-- Objective --
Look through the listing below and work out how many of its lines hold the word "Humorului". Give only the number.
>> Begin Material provided
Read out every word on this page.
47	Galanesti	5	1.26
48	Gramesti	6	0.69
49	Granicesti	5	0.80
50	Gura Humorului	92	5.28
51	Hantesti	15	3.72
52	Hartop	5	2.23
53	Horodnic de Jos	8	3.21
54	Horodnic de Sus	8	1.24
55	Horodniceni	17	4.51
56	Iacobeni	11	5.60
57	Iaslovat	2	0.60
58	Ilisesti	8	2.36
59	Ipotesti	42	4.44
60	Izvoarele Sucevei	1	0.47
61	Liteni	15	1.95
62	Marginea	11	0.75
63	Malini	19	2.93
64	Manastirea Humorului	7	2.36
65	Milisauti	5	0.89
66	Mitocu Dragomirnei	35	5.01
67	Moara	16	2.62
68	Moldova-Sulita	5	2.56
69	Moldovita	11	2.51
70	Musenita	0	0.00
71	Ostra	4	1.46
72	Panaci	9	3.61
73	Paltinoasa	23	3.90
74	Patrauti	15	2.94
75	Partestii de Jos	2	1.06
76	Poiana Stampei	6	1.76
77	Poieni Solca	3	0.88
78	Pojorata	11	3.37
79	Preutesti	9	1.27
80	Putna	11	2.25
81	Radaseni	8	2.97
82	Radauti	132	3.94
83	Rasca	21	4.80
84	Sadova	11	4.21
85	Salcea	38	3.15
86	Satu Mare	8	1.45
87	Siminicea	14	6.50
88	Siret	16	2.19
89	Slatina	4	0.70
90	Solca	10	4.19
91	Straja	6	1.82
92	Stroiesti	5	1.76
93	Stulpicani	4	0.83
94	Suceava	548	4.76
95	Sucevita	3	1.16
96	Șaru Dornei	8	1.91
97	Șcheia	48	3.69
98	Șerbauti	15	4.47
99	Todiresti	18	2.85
>> End Material provided
-- Result for this task --
2